(Data entries for graphics)
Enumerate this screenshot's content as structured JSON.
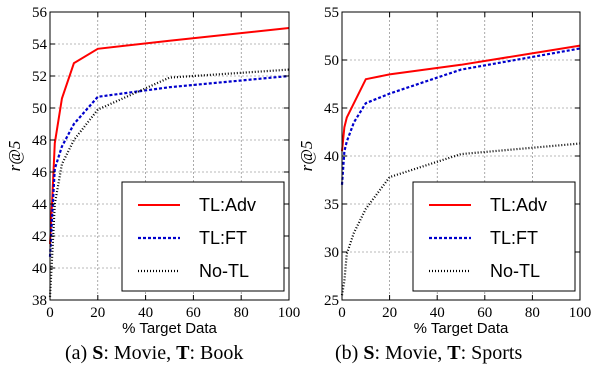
{
  "chart_data": [
    {
      "type": "line",
      "caption": {
        "tag": "(a)",
        "s_label": "S",
        "s_value": ": Movie,",
        "t_label": "T",
        "t_value": ": Book"
      },
      "xlabel": "% Target Data",
      "ylabel": "r@5",
      "xlim": [
        0,
        100
      ],
      "ylim": [
        38,
        56
      ],
      "xticks": [
        0,
        20,
        40,
        60,
        80,
        100
      ],
      "yticks": [
        38,
        40,
        42,
        44,
        46,
        48,
        50,
        52,
        54,
        56
      ],
      "grid": true,
      "legend_position": "bottom-right",
      "series": [
        {
          "name": "TL:Adv",
          "color": "#ff0000",
          "style": "solid",
          "x": [
            0,
            1,
            2,
            5,
            10,
            20,
            50,
            100
          ],
          "y": [
            41.5,
            44.5,
            47.8,
            50.6,
            52.8,
            53.7,
            54.2,
            55.0
          ]
        },
        {
          "name": "TL:FT",
          "color": "#0000cc",
          "style": "dashed",
          "x": [
            0,
            1,
            2,
            5,
            10,
            20,
            50,
            100
          ],
          "y": [
            40.7,
            43.5,
            46.2,
            47.6,
            49.0,
            50.7,
            51.3,
            52.0
          ]
        },
        {
          "name": "No-TL",
          "color": "#000000",
          "style": "dotted",
          "x": [
            0,
            1,
            2,
            5,
            10,
            20,
            50,
            100
          ],
          "y": [
            38.2,
            41.0,
            44.0,
            46.5,
            48.0,
            49.9,
            51.9,
            52.4
          ]
        }
      ]
    },
    {
      "type": "line",
      "caption": {
        "tag": "(b)",
        "s_label": "S",
        "s_value": ": Movie,",
        "t_label": "T",
        "t_value": ": Sports"
      },
      "xlabel": "% Target Data",
      "ylabel": "r@5",
      "xlim": [
        0,
        100
      ],
      "ylim": [
        25,
        55
      ],
      "xticks": [
        0,
        20,
        40,
        60,
        80,
        100
      ],
      "yticks": [
        25,
        30,
        35,
        40,
        45,
        50,
        55
      ],
      "grid": true,
      "legend_position": "bottom-right",
      "series": [
        {
          "name": "TL:Adv",
          "color": "#ff0000",
          "style": "solid",
          "x": [
            0,
            1,
            2,
            5,
            10,
            20,
            50,
            100
          ],
          "y": [
            40.5,
            43.0,
            44.0,
            45.5,
            48.0,
            48.5,
            49.5,
            51.5
          ]
        },
        {
          "name": "TL:FT",
          "color": "#0000cc",
          "style": "dashed",
          "x": [
            0,
            1,
            2,
            5,
            10,
            20,
            50,
            100
          ],
          "y": [
            37.0,
            40.5,
            41.5,
            43.5,
            45.5,
            46.5,
            49.0,
            51.2
          ]
        },
        {
          "name": "No-TL",
          "color": "#000000",
          "style": "dotted",
          "x": [
            0,
            1,
            2,
            5,
            10,
            20,
            50,
            100
          ],
          "y": [
            25.5,
            27.0,
            29.8,
            32.0,
            34.5,
            37.8,
            40.2,
            41.3
          ]
        }
      ]
    }
  ]
}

To do
Leave the pictures out and print the records above exactly as they stand.

Answer below
Enumerate this screenshot's content as structured JSON.
{
  "chart_data": [
    {
      "type": "line",
      "caption": {
        "tag": "(a)",
        "s_label": "S",
        "s_value": ": Movie,",
        "t_label": "T",
        "t_value": ": Book"
      },
      "xlabel": "% Target Data",
      "ylabel": "r@5",
      "xlim": [
        0,
        100
      ],
      "ylim": [
        38,
        56
      ],
      "xticks": [
        0,
        20,
        40,
        60,
        80,
        100
      ],
      "yticks": [
        38,
        40,
        42,
        44,
        46,
        48,
        50,
        52,
        54,
        56
      ],
      "grid": true,
      "legend_position": "bottom-right",
      "series": [
        {
          "name": "TL:Adv",
          "color": "#ff0000",
          "style": "solid",
          "x": [
            0,
            1,
            2,
            5,
            10,
            20,
            50,
            100
          ],
          "y": [
            41.5,
            44.5,
            47.8,
            50.6,
            52.8,
            53.7,
            54.2,
            55.0
          ]
        },
        {
          "name": "TL:FT",
          "color": "#0000cc",
          "style": "dashed",
          "x": [
            0,
            1,
            2,
            5,
            10,
            20,
            50,
            100
          ],
          "y": [
            40.7,
            43.5,
            46.2,
            47.6,
            49.0,
            50.7,
            51.3,
            52.0
          ]
        },
        {
          "name": "No-TL",
          "color": "#000000",
          "style": "dotted",
          "x": [
            0,
            1,
            2,
            5,
            10,
            20,
            50,
            100
          ],
          "y": [
            38.2,
            41.0,
            44.0,
            46.5,
            48.0,
            49.9,
            51.9,
            52.4
          ]
        }
      ]
    },
    {
      "type": "line",
      "caption": {
        "tag": "(b)",
        "s_label": "S",
        "s_value": ": Movie,",
        "t_label": "T",
        "t_value": ": Sports"
      },
      "xlabel": "% Target Data",
      "ylabel": "r@5",
      "xlim": [
        0,
        100
      ],
      "ylim": [
        25,
        55
      ],
      "xticks": [
        0,
        20,
        40,
        60,
        80,
        100
      ],
      "yticks": [
        25,
        30,
        35,
        40,
        45,
        50,
        55
      ],
      "grid": true,
      "legend_position": "bottom-right",
      "series": [
        {
          "name": "TL:Adv",
          "color": "#ff0000",
          "style": "solid",
          "x": [
            0,
            1,
            2,
            5,
            10,
            20,
            50,
            100
          ],
          "y": [
            40.5,
            43.0,
            44.0,
            45.5,
            48.0,
            48.5,
            49.5,
            51.5
          ]
        },
        {
          "name": "TL:FT",
          "color": "#0000cc",
          "style": "dashed",
          "x": [
            0,
            1,
            2,
            5,
            10,
            20,
            50,
            100
          ],
          "y": [
            37.0,
            40.5,
            41.5,
            43.5,
            45.5,
            46.5,
            49.0,
            51.2
          ]
        },
        {
          "name": "No-TL",
          "color": "#000000",
          "style": "dotted",
          "x": [
            0,
            1,
            2,
            5,
            10,
            20,
            50,
            100
          ],
          "y": [
            25.5,
            27.0,
            29.8,
            32.0,
            34.5,
            37.8,
            40.2,
            41.3
          ]
        }
      ]
    }
  ]
}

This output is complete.